** Data lines **
• • • • • • •

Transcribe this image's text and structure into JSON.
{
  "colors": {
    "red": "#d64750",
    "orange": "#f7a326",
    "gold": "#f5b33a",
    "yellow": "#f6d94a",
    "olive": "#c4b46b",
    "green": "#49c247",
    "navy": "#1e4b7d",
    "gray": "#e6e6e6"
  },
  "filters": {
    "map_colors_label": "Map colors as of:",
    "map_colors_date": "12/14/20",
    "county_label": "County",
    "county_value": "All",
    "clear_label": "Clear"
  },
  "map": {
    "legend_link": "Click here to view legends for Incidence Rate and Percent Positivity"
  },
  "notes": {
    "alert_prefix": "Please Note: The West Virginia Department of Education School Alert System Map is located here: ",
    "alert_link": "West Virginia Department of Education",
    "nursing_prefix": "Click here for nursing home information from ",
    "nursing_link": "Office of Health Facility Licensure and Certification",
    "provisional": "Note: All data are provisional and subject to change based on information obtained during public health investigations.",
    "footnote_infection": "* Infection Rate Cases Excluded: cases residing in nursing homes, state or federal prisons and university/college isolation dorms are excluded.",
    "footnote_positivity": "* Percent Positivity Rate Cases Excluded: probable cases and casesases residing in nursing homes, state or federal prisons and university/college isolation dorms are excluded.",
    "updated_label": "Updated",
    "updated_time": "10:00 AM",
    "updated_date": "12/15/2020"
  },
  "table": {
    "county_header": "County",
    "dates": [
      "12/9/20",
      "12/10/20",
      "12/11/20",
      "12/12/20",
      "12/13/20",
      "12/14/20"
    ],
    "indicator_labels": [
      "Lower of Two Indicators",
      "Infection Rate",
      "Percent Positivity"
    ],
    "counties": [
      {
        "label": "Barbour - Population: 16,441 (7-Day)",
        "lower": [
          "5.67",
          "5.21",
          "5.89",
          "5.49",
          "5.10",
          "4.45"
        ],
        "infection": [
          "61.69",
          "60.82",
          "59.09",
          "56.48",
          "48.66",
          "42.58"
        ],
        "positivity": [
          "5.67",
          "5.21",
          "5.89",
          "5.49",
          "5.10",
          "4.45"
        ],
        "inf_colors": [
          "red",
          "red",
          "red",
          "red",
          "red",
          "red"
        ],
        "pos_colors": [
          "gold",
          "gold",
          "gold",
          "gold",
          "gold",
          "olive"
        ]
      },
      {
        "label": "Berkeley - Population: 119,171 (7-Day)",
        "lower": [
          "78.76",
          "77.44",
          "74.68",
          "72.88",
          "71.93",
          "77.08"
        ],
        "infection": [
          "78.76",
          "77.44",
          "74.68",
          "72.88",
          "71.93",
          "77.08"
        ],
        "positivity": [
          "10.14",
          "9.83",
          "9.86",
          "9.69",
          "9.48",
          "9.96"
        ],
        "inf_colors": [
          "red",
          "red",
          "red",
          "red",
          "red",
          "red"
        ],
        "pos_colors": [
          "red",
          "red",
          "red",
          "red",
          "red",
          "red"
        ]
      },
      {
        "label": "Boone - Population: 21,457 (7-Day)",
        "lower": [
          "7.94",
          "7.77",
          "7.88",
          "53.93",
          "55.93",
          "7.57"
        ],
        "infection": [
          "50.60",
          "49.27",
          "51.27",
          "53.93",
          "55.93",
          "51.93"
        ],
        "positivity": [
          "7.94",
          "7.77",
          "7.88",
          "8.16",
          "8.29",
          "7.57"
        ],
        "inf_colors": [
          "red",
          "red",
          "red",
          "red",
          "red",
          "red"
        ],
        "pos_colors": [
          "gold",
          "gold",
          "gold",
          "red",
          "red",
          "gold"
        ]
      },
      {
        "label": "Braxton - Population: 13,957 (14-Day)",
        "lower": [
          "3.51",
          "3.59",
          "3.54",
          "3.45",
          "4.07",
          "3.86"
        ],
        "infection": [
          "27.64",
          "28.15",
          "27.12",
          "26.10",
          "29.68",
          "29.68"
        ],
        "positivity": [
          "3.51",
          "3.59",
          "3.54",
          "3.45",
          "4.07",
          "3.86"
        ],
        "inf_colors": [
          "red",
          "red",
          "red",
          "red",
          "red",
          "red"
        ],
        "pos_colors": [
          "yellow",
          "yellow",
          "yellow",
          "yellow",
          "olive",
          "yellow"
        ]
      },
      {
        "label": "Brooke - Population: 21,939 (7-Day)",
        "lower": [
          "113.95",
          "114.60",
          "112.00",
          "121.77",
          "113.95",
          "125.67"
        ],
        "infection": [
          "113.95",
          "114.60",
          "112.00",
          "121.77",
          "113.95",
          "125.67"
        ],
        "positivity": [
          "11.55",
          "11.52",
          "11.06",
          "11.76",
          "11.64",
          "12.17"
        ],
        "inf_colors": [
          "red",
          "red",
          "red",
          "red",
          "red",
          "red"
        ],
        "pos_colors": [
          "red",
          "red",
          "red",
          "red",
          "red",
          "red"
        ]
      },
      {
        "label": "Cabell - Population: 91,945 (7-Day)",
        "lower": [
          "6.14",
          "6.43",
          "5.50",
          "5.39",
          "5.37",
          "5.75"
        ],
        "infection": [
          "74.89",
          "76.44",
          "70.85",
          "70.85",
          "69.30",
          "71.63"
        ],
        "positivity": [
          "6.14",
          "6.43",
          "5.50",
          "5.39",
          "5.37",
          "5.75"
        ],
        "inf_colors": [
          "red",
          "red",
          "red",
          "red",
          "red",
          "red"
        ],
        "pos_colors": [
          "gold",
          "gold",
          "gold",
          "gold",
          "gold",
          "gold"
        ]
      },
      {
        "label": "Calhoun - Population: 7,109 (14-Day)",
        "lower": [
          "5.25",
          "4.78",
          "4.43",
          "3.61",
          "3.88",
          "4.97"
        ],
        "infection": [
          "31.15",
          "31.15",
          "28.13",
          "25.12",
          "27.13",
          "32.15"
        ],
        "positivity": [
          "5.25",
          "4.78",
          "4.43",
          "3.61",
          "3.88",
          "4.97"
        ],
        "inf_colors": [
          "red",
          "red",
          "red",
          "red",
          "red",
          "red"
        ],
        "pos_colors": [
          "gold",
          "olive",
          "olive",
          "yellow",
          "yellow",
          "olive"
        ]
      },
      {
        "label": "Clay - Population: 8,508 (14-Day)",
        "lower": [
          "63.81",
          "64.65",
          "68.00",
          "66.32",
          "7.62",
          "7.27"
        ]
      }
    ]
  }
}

• • • • • • •

** Exercise task **
Recopy the entries above in their entirety, exactly.

** Solution to this problem **
Transcribe this image's text and structure into JSON.
{
  "colors": {
    "red": "#d64750",
    "orange": "#f7a326",
    "gold": "#f5b33a",
    "yellow": "#f6d94a",
    "olive": "#c4b46b",
    "green": "#49c247",
    "navy": "#1e4b7d",
    "gray": "#e6e6e6"
  },
  "filters": {
    "map_colors_label": "Map colors as of:",
    "map_colors_date": "12/14/20",
    "county_label": "County",
    "county_value": "All",
    "clear_label": "Clear"
  },
  "map": {
    "legend_link": "Click here to view legends for Incidence Rate and Percent Positivity"
  },
  "notes": {
    "alert_prefix": "Please Note: The West Virginia Department of Education School Alert System Map is located here: ",
    "alert_link": "West Virginia Department of Education",
    "nursing_prefix": "Click here for nursing home information from ",
    "nursing_link": "Office of Health Facility Licensure and Certification",
    "provisional": "Note: All data are provisional and subject to change based on information obtained during public health investigations.",
    "footnote_infection": "* Infection Rate Cases Excluded: cases residing in nursing homes, state or federal prisons and university/college isolation dorms are excluded.",
    "footnote_positivity": "* Percent Positivity Rate Cases Excluded: probable cases and casesases residing in nursing homes, state or federal prisons and university/college isolation dorms are excluded.",
    "updated_label": "Updated",
    "updated_time": "10:00 AM",
    "updated_date": "12/15/2020"
  },
  "table": {
    "county_header": "County",
    "dates": [
      "12/9/20",
      "12/10/20",
      "12/11/20",
      "12/12/20",
      "12/13/20",
      "12/14/20"
    ],
    "indicator_labels": [
      "Lower of Two Indicators",
      "Infection Rate",
      "Percent Positivity"
    ],
    "counties": [
      {
        "label": "Barbour - Population: 16,441 (7-Day)",
        "lower": [
          "5.67",
          "5.21",
          "5.89",
          "5.49",
          "5.10",
          "4.45"
        ],
        "infection": [
          "61.69",
          "60.82",
          "59.09",
          "56.48",
          "48.66",
          "42.58"
        ],
        "positivity": [
          "5.67",
          "5.21",
          "5.89",
          "5.49",
          "5.10",
          "4.45"
        ],
        "inf_colors": [
          "red",
          "red",
          "red",
          "red",
          "red",
          "red"
        ],
        "pos_colors": [
          "gold",
          "gold",
          "gold",
          "gold",
          "gold",
          "olive"
        ]
      },
      {
        "label": "Berkeley - Population: 119,171 (7-Day)",
        "lower": [
          "78.76",
          "77.44",
          "74.68",
          "72.88",
          "71.93",
          "77.08"
        ],
        "infection": [
          "78.76",
          "77.44",
          "74.68",
          "72.88",
          "71.93",
          "77.08"
        ],
        "positivity": [
          "10.14",
          "9.83",
          "9.86",
          "9.69",
          "9.48",
          "9.96"
        ],
        "inf_colors": [
          "red",
          "red",
          "red",
          "red",
          "red",
          "red"
        ],
        "pos_colors": [
          "red",
          "red",
          "red",
          "red",
          "red",
          "red"
        ]
      },
      {
        "label": "Boone - Population: 21,457 (7-Day)",
        "lower": [
          "7.94",
          "7.77",
          "7.88",
          "53.93",
          "55.93",
          "7.57"
        ],
        "infection": [
          "50.60",
          "49.27",
          "51.27",
          "53.93",
          "55.93",
          "51.93"
        ],
        "positivity": [
          "7.94",
          "7.77",
          "7.88",
          "8.16",
          "8.29",
          "7.57"
        ],
        "inf_colors": [
          "red",
          "red",
          "red",
          "red",
          "red",
          "red"
        ],
        "pos_colors": [
          "gold",
          "gold",
          "gold",
          "red",
          "red",
          "gold"
        ]
      },
      {
        "label": "Braxton - Population: 13,957 (14-Day)",
        "lower": [
          "3.51",
          "3.59",
          "3.54",
          "3.45",
          "4.07",
          "3.86"
        ],
        "infection": [
          "27.64",
          "28.15",
          "27.12",
          "26.10",
          "29.68",
          "29.68"
        ],
        "positivity": [
          "3.51",
          "3.59",
          "3.54",
          "3.45",
          "4.07",
          "3.86"
        ],
        "inf_colors": [
          "red",
          "red",
          "red",
          "red",
          "red",
          "red"
        ],
        "pos_colors": [
          "yellow",
          "yellow",
          "yellow",
          "yellow",
          "olive",
          "yellow"
        ]
      },
      {
        "label": "Brooke - Population: 21,939 (7-Day)",
        "lower": [
          "113.95",
          "114.60",
          "112.00",
          "121.77",
          "113.95",
          "125.67"
        ],
        "infection": [
          "113.95",
          "114.60",
          "112.00",
          "121.77",
          "113.95",
          "125.67"
        ],
        "positivity": [
          "11.55",
          "11.52",
          "11.06",
          "11.76",
          "11.64",
          "12.17"
        ],
        "inf_colors": [
          "red",
          "red",
          "red",
          "red",
          "red",
          "red"
        ],
        "pos_colors": [
          "red",
          "red",
          "red",
          "red",
          "red",
          "red"
        ]
      },
      {
        "label": "Cabell - Population: 91,945 (7-Day)",
        "lower": [
          "6.14",
          "6.43",
          "5.50",
          "5.39",
          "5.37",
          "5.75"
        ],
        "infection": [
          "74.89",
          "76.44",
          "70.85",
          "70.85",
          "69.30",
          "71.63"
        ],
        "positivity": [
          "6.14",
          "6.43",
          "5.50",
          "5.39",
          "5.37",
          "5.75"
        ],
        "inf_colors": [
          "red",
          "red",
          "red",
          "red",
          "red",
          "red"
        ],
        "pos_colors": [
          "gold",
          "gold",
          "gold",
          "gold",
          "gold",
          "gold"
        ]
      },
      {
        "label": "Calhoun - Population: 7,109 (14-Day)",
        "lower": [
          "5.25",
          "4.78",
          "4.43",
          "3.61",
          "3.88",
          "4.97"
        ],
        "infection": [
          "31.15",
          "31.15",
          "28.13",
          "25.12",
          "27.13",
          "32.15"
        ],
        "positivity": [
          "5.25",
          "4.78",
          "4.43",
          "3.61",
          "3.88",
          "4.97"
        ],
        "inf_colors": [
          "red",
          "red",
          "red",
          "red",
          "red",
          "red"
        ],
        "pos_colors": [
          "gold",
          "olive",
          "olive",
          "yellow",
          "yellow",
          "olive"
        ]
      },
      {
        "label": "Clay - Population: 8,508 (14-Day)",
        "lower": [
          "63.81",
          "64.65",
          "68.00",
          "66.32",
          "7.62",
          "7.27"
        ]
      }
    ]
  }
}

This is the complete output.